**Aim**
From the listing below, extract every line in which the word "name" appears.
** BEGIN Data extract **
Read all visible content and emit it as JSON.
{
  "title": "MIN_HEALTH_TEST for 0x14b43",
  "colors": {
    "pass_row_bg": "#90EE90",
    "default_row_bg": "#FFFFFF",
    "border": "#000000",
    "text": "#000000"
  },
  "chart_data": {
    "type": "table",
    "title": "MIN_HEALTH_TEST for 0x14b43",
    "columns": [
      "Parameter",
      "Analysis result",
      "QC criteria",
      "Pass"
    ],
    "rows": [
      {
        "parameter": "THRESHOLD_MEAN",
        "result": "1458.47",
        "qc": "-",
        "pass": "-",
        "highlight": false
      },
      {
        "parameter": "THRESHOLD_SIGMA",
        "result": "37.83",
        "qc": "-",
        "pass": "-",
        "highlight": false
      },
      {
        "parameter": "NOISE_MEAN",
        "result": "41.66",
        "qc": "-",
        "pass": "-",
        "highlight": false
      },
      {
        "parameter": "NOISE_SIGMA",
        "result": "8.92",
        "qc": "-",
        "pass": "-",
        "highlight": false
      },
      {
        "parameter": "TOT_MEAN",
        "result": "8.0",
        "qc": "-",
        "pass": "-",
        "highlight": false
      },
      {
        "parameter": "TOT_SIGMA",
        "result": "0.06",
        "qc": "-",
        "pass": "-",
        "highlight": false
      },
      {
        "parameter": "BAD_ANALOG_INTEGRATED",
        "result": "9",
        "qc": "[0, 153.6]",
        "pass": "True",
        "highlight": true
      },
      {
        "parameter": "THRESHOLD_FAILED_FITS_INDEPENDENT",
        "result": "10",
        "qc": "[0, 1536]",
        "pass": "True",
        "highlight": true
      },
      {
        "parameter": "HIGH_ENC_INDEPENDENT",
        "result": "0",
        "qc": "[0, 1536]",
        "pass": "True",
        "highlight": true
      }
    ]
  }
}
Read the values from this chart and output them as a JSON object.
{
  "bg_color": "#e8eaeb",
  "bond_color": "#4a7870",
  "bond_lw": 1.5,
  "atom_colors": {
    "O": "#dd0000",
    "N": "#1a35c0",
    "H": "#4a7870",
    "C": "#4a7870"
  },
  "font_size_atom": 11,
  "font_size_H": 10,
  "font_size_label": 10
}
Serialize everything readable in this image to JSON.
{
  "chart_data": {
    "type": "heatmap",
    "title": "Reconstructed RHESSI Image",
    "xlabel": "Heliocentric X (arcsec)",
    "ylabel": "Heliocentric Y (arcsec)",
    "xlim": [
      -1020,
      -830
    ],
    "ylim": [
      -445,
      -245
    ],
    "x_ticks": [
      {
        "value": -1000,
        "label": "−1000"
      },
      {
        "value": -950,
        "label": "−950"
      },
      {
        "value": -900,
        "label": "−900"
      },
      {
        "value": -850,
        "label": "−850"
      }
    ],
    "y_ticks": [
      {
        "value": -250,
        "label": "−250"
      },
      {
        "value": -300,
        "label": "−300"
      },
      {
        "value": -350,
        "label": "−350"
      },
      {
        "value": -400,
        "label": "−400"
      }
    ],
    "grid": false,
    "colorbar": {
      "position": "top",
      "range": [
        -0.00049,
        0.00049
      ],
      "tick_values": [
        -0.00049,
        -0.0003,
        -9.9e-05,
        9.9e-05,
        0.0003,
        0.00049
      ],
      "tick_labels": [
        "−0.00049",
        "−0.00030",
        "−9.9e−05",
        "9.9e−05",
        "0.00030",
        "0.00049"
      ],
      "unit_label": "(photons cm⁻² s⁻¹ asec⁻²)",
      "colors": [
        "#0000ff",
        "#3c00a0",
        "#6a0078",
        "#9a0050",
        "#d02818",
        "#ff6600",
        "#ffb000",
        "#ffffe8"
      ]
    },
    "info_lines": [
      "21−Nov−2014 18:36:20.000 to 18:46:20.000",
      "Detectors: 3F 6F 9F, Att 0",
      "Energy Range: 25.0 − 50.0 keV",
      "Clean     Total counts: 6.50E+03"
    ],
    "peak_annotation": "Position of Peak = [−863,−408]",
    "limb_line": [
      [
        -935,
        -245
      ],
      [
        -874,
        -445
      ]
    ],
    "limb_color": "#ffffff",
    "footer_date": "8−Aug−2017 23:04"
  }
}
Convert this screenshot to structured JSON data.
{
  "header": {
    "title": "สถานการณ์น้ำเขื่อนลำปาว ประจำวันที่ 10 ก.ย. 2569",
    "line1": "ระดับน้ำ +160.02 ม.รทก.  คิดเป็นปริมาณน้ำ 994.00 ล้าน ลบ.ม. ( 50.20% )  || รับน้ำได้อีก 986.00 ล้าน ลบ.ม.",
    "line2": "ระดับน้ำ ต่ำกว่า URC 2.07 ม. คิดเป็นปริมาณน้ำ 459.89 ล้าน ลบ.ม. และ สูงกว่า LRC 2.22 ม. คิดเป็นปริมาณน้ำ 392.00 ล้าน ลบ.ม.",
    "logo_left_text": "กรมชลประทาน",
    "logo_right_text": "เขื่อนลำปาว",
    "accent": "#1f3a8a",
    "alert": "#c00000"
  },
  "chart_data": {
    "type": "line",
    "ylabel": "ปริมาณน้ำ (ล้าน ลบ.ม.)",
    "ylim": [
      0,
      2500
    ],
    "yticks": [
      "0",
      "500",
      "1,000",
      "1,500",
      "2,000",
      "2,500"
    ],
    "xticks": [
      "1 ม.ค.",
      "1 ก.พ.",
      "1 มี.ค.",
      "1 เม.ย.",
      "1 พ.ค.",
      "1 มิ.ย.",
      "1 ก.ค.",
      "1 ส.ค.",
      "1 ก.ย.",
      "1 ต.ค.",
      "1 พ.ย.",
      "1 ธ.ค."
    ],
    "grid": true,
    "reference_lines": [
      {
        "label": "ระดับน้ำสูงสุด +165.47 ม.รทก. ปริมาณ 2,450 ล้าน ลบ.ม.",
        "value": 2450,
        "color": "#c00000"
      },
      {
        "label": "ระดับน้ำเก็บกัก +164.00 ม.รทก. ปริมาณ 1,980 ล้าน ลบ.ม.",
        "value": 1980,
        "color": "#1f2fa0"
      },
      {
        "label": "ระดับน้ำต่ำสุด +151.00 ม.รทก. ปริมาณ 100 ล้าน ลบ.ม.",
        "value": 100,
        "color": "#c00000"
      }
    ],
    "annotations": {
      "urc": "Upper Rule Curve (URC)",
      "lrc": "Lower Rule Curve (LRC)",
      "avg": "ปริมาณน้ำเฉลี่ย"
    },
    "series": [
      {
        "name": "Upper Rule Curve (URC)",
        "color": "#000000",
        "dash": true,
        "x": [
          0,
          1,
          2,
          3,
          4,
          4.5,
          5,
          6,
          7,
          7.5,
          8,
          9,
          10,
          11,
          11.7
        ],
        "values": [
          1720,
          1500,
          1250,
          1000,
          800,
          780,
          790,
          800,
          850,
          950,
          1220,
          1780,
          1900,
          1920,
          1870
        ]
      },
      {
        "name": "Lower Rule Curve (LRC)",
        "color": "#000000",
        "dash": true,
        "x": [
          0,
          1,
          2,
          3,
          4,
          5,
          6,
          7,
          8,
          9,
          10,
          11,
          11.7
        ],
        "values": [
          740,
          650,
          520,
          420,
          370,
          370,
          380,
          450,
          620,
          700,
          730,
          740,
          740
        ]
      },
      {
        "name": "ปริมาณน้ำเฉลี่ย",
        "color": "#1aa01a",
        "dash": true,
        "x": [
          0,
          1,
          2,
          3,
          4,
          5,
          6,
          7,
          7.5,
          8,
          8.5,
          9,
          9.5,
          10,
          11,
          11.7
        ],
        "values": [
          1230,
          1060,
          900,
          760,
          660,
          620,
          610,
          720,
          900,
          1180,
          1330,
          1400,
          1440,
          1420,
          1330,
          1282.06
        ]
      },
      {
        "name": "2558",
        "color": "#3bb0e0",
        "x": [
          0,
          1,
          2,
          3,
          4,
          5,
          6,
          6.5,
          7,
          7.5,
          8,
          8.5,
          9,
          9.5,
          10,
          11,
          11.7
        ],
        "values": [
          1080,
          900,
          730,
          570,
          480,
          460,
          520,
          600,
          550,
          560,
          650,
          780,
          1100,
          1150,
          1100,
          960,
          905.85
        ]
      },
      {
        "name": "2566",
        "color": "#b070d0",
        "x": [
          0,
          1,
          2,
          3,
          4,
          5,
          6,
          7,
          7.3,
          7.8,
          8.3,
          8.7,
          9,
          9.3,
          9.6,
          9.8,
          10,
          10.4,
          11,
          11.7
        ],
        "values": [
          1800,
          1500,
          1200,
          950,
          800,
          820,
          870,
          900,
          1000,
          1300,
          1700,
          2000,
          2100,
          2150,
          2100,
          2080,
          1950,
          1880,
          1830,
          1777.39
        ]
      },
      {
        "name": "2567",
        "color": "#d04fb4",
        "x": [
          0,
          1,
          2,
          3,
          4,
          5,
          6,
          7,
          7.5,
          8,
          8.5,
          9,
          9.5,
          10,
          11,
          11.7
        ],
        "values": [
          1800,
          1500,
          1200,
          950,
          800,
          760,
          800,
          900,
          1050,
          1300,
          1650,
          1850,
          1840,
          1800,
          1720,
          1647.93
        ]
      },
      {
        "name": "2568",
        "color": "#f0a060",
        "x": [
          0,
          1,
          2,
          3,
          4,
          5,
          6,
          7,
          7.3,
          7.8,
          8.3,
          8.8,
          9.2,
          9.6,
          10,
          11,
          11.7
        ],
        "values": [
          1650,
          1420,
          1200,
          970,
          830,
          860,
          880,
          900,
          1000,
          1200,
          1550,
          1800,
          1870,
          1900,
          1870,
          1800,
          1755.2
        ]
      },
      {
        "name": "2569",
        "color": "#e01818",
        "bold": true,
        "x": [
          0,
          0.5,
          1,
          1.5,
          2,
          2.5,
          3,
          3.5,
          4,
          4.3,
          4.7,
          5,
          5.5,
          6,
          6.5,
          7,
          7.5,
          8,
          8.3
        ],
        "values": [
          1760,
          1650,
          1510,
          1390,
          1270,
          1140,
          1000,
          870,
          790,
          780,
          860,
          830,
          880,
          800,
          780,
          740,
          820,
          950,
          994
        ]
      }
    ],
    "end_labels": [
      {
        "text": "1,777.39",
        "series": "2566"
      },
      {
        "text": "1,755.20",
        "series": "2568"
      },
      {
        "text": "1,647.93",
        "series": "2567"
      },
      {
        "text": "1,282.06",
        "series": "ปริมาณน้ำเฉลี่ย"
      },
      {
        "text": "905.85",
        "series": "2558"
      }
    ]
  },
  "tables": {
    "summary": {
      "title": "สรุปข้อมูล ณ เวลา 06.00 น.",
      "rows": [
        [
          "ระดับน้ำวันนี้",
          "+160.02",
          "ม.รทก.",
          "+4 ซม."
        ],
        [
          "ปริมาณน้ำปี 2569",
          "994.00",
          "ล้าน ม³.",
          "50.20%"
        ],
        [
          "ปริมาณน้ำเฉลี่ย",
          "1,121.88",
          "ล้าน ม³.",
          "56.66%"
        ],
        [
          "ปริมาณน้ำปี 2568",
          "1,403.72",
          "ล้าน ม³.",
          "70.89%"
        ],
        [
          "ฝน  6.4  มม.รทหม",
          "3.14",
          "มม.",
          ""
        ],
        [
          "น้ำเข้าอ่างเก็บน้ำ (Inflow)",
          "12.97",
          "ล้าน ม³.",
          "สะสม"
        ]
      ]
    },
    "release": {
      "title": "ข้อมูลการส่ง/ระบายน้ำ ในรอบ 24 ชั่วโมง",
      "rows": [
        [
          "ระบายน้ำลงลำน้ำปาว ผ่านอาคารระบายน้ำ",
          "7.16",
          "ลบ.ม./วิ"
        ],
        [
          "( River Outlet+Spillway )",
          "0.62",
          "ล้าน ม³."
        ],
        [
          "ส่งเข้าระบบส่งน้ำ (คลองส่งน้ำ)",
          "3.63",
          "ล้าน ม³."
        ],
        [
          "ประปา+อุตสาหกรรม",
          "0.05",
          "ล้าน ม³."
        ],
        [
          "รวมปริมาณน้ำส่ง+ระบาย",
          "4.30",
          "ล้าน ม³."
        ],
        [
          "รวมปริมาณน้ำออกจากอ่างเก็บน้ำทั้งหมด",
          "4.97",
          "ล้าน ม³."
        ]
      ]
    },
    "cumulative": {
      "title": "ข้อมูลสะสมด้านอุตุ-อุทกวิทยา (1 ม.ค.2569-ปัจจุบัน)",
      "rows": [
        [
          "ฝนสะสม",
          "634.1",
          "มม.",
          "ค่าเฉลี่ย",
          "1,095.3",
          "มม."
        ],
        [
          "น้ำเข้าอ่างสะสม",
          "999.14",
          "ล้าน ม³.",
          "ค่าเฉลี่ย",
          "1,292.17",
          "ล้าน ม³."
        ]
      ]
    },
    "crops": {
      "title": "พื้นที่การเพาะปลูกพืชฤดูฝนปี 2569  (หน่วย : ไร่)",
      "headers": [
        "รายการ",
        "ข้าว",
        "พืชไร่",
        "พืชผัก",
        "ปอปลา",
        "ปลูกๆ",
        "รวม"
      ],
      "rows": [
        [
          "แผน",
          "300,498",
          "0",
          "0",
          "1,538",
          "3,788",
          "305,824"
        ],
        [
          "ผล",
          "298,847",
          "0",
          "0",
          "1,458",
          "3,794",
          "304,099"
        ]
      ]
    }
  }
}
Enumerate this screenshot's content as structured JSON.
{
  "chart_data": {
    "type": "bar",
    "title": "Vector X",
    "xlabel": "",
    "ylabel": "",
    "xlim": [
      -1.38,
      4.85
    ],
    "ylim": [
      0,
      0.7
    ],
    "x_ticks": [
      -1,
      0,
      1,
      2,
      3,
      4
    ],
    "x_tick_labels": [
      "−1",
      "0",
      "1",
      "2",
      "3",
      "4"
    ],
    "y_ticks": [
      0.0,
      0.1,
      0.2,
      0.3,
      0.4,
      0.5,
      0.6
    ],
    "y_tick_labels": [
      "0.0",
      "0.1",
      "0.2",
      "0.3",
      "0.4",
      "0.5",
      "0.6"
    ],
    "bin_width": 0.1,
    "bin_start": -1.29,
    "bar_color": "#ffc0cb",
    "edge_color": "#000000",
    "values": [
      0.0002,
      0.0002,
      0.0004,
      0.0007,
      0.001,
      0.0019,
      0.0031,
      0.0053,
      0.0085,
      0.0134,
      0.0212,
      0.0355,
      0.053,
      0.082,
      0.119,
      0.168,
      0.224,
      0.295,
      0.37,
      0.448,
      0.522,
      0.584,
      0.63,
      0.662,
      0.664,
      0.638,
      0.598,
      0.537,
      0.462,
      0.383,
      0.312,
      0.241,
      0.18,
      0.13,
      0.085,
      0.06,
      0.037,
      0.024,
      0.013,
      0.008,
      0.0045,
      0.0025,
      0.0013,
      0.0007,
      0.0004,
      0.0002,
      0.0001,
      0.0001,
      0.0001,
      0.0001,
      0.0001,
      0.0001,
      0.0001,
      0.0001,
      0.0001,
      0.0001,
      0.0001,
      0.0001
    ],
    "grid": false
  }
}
** END Data extract **
**Answer to the exercise**
        "name": "Upper Rule Curve (URC)",
        "name": "Lower Rule Curve (LRC)",
        "name": "ปริมาณน้ำเฉลี่ย",
        "name": "2558",
        "name": "2566",
        "name": "2567",
        "name": "2568",
        "name": "2569",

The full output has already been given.